- YOUR INSTRUCTIONS:
Echo each of the records below word for word, leaving out any pictures from your reply.

- EXERCISE MATERIAL:
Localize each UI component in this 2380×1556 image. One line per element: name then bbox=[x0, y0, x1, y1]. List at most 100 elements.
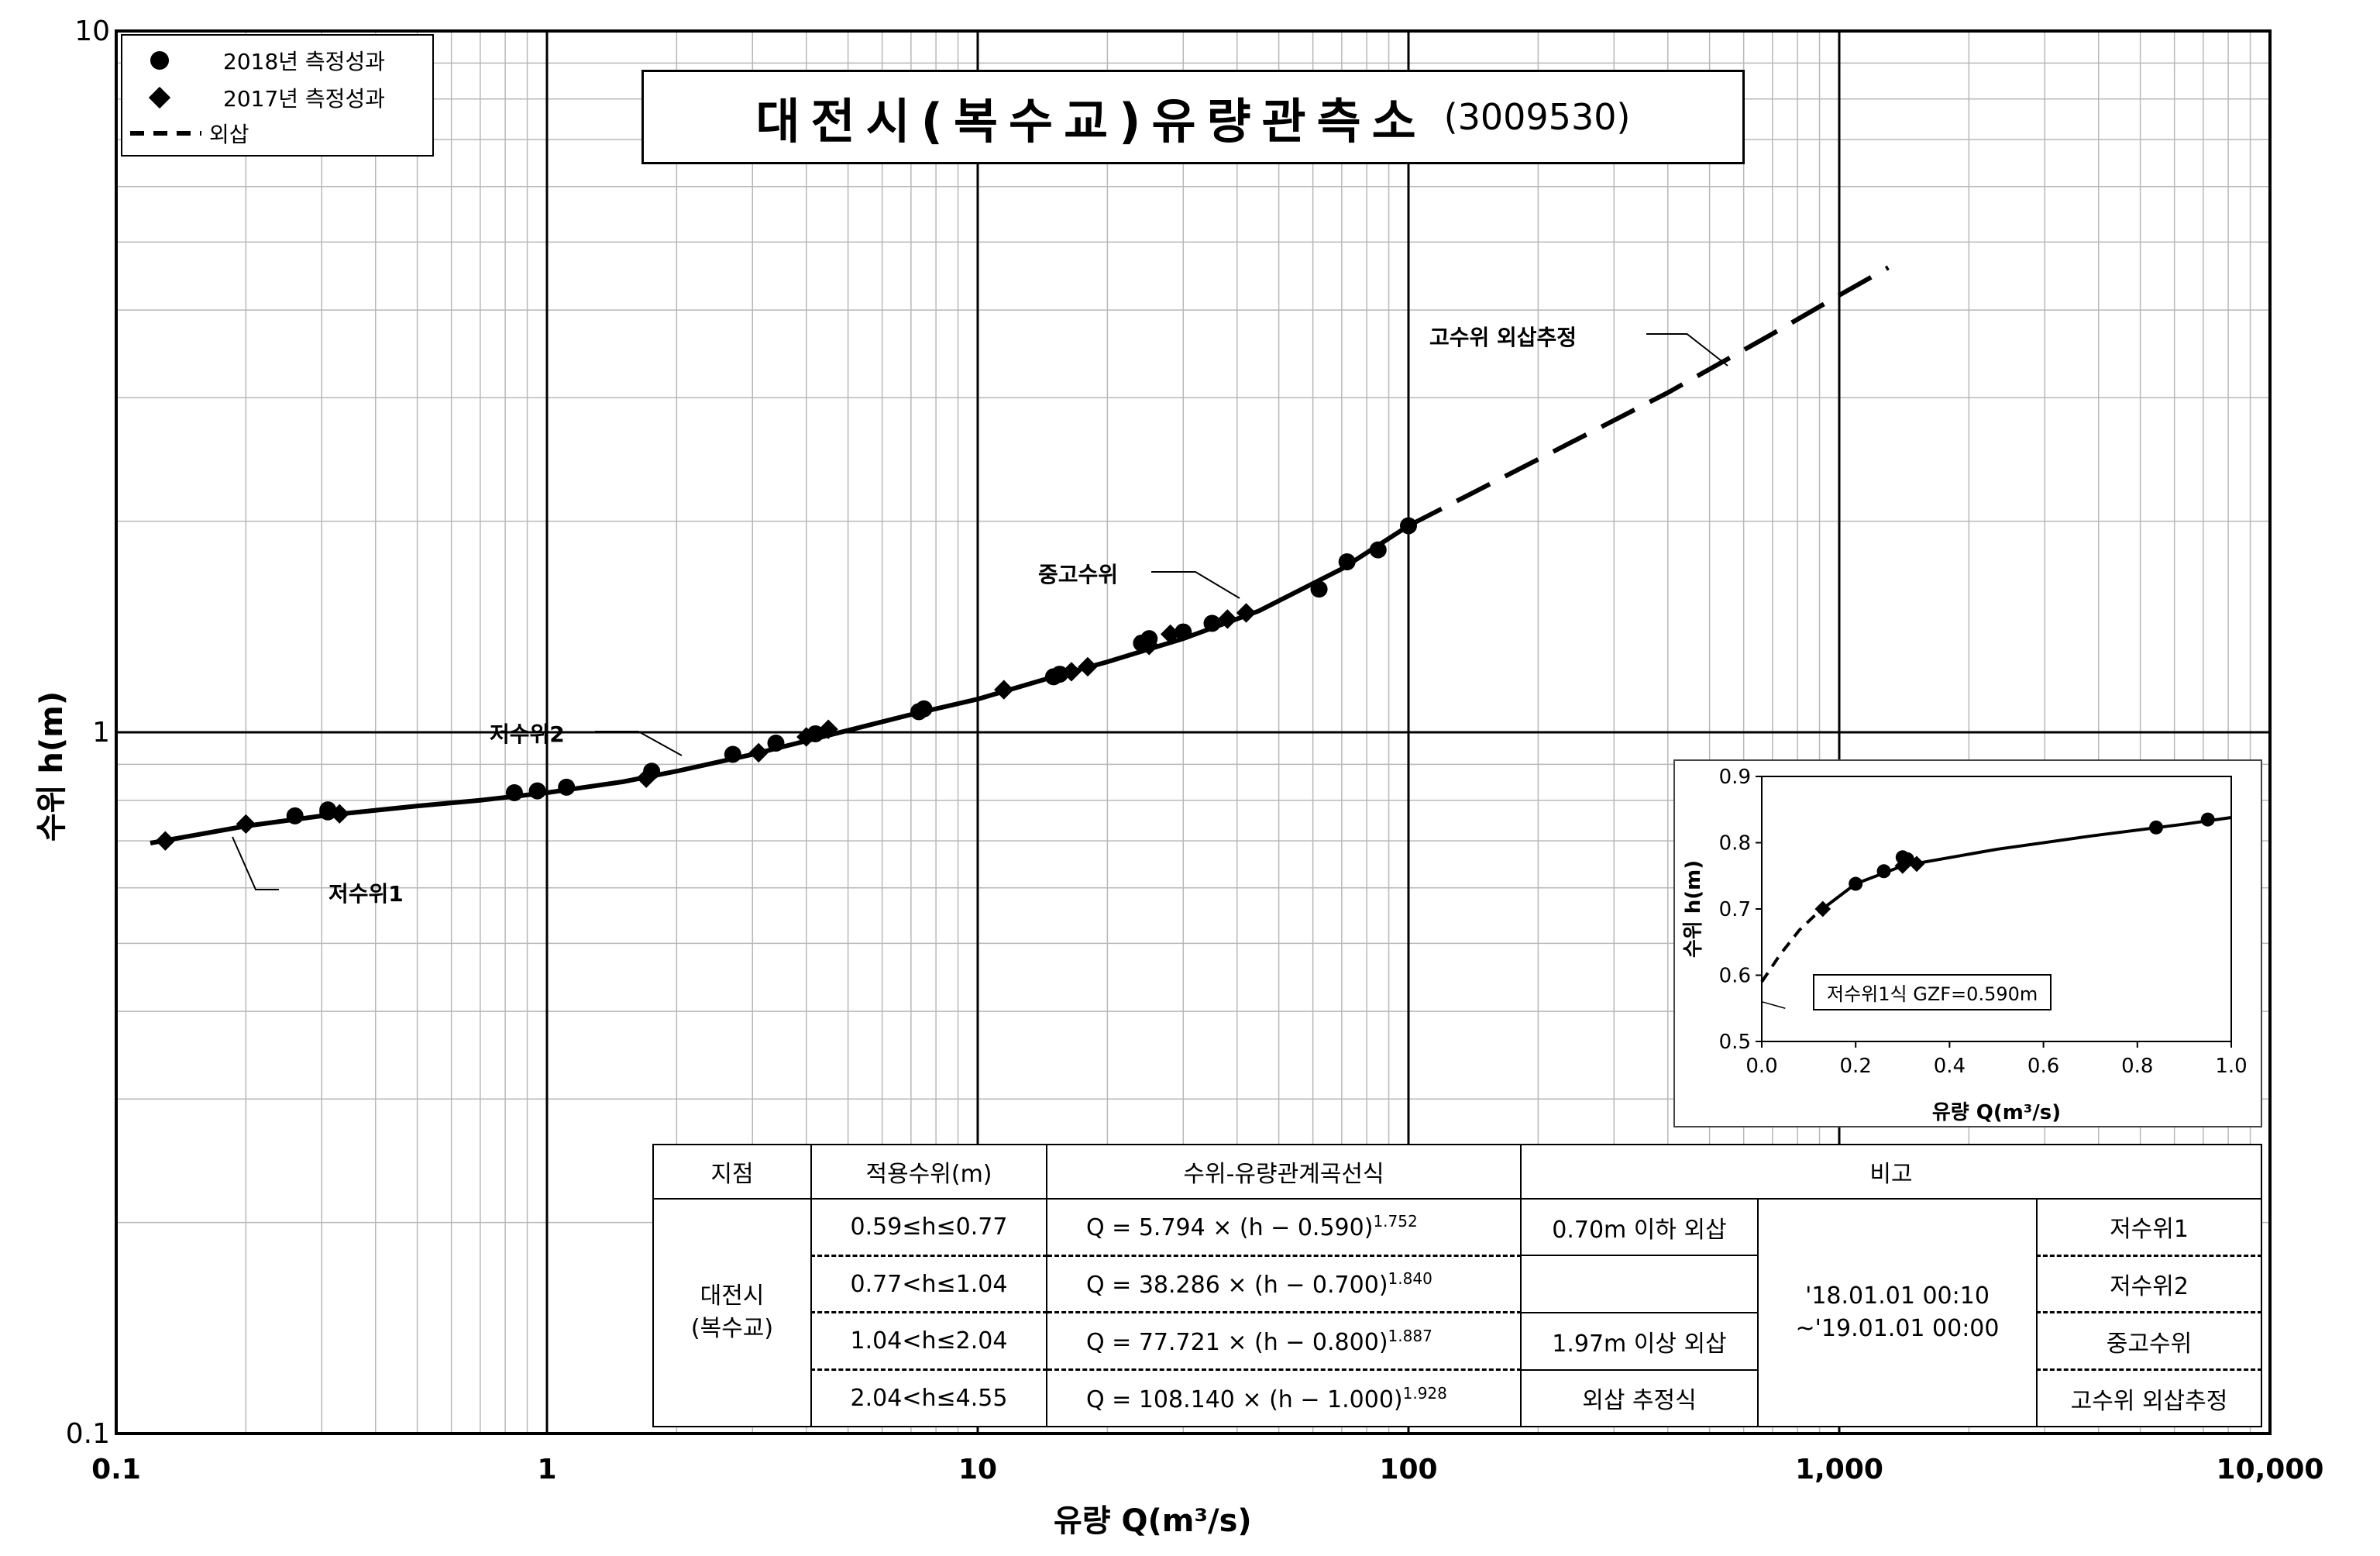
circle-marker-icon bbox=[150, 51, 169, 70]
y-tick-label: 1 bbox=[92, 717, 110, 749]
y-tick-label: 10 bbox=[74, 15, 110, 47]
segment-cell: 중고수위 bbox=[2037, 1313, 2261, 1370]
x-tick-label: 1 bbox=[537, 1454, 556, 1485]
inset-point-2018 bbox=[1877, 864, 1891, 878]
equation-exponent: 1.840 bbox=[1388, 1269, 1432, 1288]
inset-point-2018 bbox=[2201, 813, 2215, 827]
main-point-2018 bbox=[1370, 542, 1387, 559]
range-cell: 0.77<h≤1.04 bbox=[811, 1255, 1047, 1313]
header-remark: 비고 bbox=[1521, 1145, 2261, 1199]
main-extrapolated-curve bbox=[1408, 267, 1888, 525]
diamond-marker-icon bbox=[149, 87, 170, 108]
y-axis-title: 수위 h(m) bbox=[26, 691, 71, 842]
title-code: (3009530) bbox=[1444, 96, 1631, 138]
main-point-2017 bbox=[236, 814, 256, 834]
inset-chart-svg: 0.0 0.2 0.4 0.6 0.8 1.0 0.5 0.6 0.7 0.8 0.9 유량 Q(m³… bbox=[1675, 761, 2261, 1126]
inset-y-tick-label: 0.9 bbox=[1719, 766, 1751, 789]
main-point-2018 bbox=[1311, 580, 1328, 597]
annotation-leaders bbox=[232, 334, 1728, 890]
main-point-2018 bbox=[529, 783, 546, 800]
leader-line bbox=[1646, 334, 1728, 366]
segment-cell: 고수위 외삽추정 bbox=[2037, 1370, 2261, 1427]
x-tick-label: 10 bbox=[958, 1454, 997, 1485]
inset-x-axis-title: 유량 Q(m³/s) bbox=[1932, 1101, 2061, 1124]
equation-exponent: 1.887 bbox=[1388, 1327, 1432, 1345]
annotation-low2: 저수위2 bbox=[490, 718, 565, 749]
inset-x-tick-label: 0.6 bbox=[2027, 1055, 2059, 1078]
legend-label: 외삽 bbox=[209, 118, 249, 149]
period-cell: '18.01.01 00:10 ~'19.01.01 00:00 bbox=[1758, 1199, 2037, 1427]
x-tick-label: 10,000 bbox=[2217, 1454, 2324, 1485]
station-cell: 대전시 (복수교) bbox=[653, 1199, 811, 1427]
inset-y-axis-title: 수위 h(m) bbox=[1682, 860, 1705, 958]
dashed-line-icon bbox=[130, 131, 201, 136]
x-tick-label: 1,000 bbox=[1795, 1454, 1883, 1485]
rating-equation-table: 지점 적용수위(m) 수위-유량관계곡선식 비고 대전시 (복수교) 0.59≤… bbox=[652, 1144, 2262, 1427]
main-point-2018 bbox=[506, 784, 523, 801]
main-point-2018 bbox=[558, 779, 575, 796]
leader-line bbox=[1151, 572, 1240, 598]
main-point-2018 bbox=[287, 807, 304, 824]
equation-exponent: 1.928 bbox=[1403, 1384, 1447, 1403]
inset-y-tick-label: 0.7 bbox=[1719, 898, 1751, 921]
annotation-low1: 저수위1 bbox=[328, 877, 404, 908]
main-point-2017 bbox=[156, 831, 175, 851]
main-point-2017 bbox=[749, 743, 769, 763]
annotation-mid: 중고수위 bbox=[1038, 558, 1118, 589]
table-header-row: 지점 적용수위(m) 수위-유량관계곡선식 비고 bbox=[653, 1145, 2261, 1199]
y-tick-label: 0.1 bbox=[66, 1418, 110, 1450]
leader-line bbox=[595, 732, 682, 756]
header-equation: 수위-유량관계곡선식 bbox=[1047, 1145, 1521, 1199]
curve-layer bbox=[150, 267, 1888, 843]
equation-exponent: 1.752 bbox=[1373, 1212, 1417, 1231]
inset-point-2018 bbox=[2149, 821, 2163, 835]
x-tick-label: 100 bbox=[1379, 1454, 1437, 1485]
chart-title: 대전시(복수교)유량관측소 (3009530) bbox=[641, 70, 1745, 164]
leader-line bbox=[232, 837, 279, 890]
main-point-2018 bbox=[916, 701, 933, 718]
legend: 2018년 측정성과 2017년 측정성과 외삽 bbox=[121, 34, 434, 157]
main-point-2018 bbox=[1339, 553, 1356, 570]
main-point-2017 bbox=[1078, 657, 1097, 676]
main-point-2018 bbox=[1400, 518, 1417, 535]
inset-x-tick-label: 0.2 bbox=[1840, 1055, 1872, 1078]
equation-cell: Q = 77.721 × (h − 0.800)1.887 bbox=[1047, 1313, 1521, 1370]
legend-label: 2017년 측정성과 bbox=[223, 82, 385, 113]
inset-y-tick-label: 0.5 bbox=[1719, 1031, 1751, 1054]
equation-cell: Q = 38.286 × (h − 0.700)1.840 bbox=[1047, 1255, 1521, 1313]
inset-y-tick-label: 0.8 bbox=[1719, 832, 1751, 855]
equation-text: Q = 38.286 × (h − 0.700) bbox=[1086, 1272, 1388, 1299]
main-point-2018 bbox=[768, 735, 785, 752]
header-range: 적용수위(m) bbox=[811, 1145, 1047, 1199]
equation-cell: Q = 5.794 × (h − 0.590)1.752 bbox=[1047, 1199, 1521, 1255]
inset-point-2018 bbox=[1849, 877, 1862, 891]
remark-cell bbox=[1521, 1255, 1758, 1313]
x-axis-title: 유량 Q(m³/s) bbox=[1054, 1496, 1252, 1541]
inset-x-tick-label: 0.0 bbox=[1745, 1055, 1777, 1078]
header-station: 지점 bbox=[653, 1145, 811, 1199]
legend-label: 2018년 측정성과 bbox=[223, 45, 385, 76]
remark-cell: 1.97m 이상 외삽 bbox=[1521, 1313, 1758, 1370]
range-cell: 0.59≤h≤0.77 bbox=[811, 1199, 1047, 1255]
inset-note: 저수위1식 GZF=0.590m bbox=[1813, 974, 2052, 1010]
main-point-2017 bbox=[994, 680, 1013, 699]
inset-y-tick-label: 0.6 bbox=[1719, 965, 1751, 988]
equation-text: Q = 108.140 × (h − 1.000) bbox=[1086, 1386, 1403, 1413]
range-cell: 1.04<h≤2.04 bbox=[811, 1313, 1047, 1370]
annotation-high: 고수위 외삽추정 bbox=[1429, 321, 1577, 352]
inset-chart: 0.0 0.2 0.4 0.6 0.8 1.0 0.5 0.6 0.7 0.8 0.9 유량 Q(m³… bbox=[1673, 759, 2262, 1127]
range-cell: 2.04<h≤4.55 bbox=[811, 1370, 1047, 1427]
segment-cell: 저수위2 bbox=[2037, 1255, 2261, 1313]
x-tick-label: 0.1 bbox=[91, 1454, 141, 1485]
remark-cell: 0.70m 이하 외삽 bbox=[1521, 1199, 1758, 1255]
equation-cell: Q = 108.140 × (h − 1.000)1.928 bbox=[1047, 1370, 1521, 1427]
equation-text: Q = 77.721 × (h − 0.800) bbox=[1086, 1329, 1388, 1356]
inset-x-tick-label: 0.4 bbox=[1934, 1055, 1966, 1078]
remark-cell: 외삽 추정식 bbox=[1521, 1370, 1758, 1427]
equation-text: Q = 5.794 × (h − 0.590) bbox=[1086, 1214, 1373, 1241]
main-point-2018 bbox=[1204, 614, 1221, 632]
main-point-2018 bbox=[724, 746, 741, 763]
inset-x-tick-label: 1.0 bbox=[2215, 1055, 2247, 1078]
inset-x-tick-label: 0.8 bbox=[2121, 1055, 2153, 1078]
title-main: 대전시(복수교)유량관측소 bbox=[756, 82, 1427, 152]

- RESULT:
Localize each UI component in this 2380×1556 image. One line per element: name then bbox=[x0, y0, x1, y1]. List at most 100 elements.
circle-marker-icon bbox=[150, 51, 169, 70]
y-tick-label: 1 bbox=[92, 717, 110, 749]
y-tick-label: 10 bbox=[74, 15, 110, 47]
segment-cell: 중고수위 bbox=[2037, 1313, 2261, 1370]
x-tick-label: 1 bbox=[537, 1454, 556, 1485]
inset-point-2018 bbox=[1877, 864, 1891, 878]
equation-exponent: 1.840 bbox=[1388, 1269, 1432, 1288]
inset-point-2018 bbox=[2201, 813, 2215, 827]
main-point-2018 bbox=[1370, 542, 1387, 559]
range-cell: 0.77<h≤1.04 bbox=[811, 1255, 1047, 1313]
header-remark: 비고 bbox=[1521, 1145, 2261, 1199]
main-extrapolated-curve bbox=[1408, 267, 1888, 525]
diamond-marker-icon bbox=[149, 87, 170, 108]
y-axis-title: 수위 h(m) bbox=[26, 691, 71, 842]
title-code: (3009530) bbox=[1444, 96, 1631, 138]
main-point-2017 bbox=[236, 814, 256, 834]
inset-chart-svg: 0.0 0.2 0.4 0.6 0.8 1.0 0.5 0.6 0.7 0.8 0.9 유량 Q(m³… bbox=[1675, 761, 2261, 1126]
inset-y-tick-label: 0.9 bbox=[1719, 766, 1751, 789]
main-point-2018 bbox=[1311, 580, 1328, 597]
annotation-leaders bbox=[232, 334, 1728, 890]
main-point-2018 bbox=[529, 783, 546, 800]
leader-line bbox=[1646, 334, 1728, 366]
segment-cell: 고수위 외삽추정 bbox=[2037, 1370, 2261, 1427]
x-tick-label: 10 bbox=[958, 1454, 997, 1485]
inset-x-axis-title: 유량 Q(m³/s) bbox=[1932, 1101, 2061, 1124]
equation-exponent: 1.887 bbox=[1388, 1327, 1432, 1345]
annotation-low2: 저수위2 bbox=[490, 718, 565, 749]
inset-x-tick-label: 0.6 bbox=[2027, 1055, 2059, 1078]
legend-label: 외삽 bbox=[209, 118, 249, 149]
period-cell: '18.01.01 00:10 ~'19.01.01 00:00 bbox=[1758, 1199, 2037, 1427]
x-tick-label: 10,000 bbox=[2217, 1454, 2324, 1485]
station-cell: 대전시 (복수교) bbox=[653, 1199, 811, 1427]
inset-y-axis-title: 수위 h(m) bbox=[1682, 860, 1705, 958]
dashed-line-icon bbox=[130, 131, 201, 136]
x-tick-label: 1,000 bbox=[1795, 1454, 1883, 1485]
rating-equation-table: 지점 적용수위(m) 수위-유량관계곡선식 비고 대전시 (복수교) 0.59≤… bbox=[652, 1144, 2262, 1427]
main-point-2018 bbox=[506, 784, 523, 801]
main-point-2018 bbox=[558, 779, 575, 796]
leader-line bbox=[1151, 572, 1240, 598]
main-point-2018 bbox=[287, 807, 304, 824]
equation-exponent: 1.928 bbox=[1403, 1384, 1447, 1403]
inset-y-tick-label: 0.7 bbox=[1719, 898, 1751, 921]
annotation-low1: 저수위1 bbox=[328, 877, 404, 908]
main-point-2017 bbox=[156, 831, 175, 851]
main-point-2017 bbox=[749, 743, 769, 763]
annotation-mid: 중고수위 bbox=[1038, 558, 1118, 589]
table-header-row: 지점 적용수위(m) 수위-유량관계곡선식 비고 bbox=[653, 1145, 2261, 1199]
y-tick-label: 0.1 bbox=[66, 1418, 110, 1450]
leader-line bbox=[595, 732, 682, 756]
header-equation: 수위-유량관계곡선식 bbox=[1047, 1145, 1521, 1199]
curve-layer bbox=[150, 267, 1888, 843]
equation-exponent: 1.752 bbox=[1373, 1212, 1417, 1231]
inset-point-2018 bbox=[2149, 821, 2163, 835]
x-tick-label: 100 bbox=[1379, 1454, 1437, 1485]
chart-title: 대전시(복수교)유량관측소 (3009530) bbox=[641, 70, 1745, 164]
leader-line bbox=[232, 837, 279, 890]
main-point-2018 bbox=[916, 701, 933, 718]
legend: 2018년 측정성과 2017년 측정성과 외삽 bbox=[121, 34, 434, 157]
main-point-2018 bbox=[1339, 553, 1356, 570]
main-point-2017 bbox=[1078, 657, 1097, 676]
main-point-2018 bbox=[1400, 518, 1417, 535]
inset-x-tick-label: 0.2 bbox=[1840, 1055, 1872, 1078]
equation-cell: Q = 77.721 × (h − 0.800)1.887 bbox=[1047, 1313, 1521, 1370]
legend-label: 2017년 측정성과 bbox=[223, 82, 385, 113]
inset-y-tick-label: 0.5 bbox=[1719, 1031, 1751, 1054]
equation-cell: Q = 38.286 × (h − 0.700)1.840 bbox=[1047, 1255, 1521, 1313]
inset-y-tick-label: 0.8 bbox=[1719, 832, 1751, 855]
equation-text: Q = 38.286 × (h − 0.700) bbox=[1086, 1272, 1388, 1299]
main-point-2018 bbox=[768, 735, 785, 752]
header-range: 적용수위(m) bbox=[811, 1145, 1047, 1199]
equation-cell: Q = 5.794 × (h − 0.590)1.752 bbox=[1047, 1199, 1521, 1255]
inset-point-2018 bbox=[1849, 877, 1862, 891]
remark-cell bbox=[1521, 1255, 1758, 1313]
x-axis-title: 유량 Q(m³/s) bbox=[1054, 1496, 1252, 1541]
inset-x-tick-label: 0.0 bbox=[1745, 1055, 1777, 1078]
header-station: 지점 bbox=[653, 1145, 811, 1199]
legend-label: 2018년 측정성과 bbox=[223, 45, 385, 76]
remark-cell: 1.97m 이상 외삽 bbox=[1521, 1313, 1758, 1370]
range-cell: 0.59≤h≤0.77 bbox=[811, 1199, 1047, 1255]
inset-note: 저수위1식 GZF=0.590m bbox=[1813, 974, 2052, 1010]
main-point-2017 bbox=[994, 680, 1013, 699]
inset-y-tick-label: 0.6 bbox=[1719, 965, 1751, 988]
equation-text: Q = 108.140 × (h − 1.000) bbox=[1086, 1386, 1403, 1413]
range-cell: 1.04<h≤2.04 bbox=[811, 1313, 1047, 1370]
annotation-high: 고수위 외삽추정 bbox=[1429, 321, 1577, 352]
inset-chart: 0.0 0.2 0.4 0.6 0.8 1.0 0.5 0.6 0.7 0.8 0.9 유량 Q(m³… bbox=[1673, 759, 2262, 1127]
range-cell: 2.04<h≤4.55 bbox=[811, 1370, 1047, 1427]
segment-cell: 저수위2 bbox=[2037, 1255, 2261, 1313]
x-tick-label: 0.1 bbox=[91, 1454, 141, 1485]
remark-cell: 0.70m 이하 외삽 bbox=[1521, 1199, 1758, 1255]
equation-cell: Q = 108.140 × (h − 1.000)1.928 bbox=[1047, 1370, 1521, 1427]
equation-text: Q = 77.721 × (h − 0.800) bbox=[1086, 1329, 1388, 1356]
inset-x-tick-label: 0.4 bbox=[1934, 1055, 1966, 1078]
remark-cell: 외삽 추정식 bbox=[1521, 1370, 1758, 1427]
equation-text: Q = 5.794 × (h − 0.590) bbox=[1086, 1214, 1373, 1241]
main-point-2018 bbox=[1204, 614, 1221, 632]
main-point-2018 bbox=[724, 746, 741, 763]
inset-x-tick-label: 1.0 bbox=[2215, 1055, 2247, 1078]
inset-x-tick-label: 0.8 bbox=[2121, 1055, 2153, 1078]
title-main: 대전시(복수교)유량관측소 bbox=[756, 82, 1427, 152]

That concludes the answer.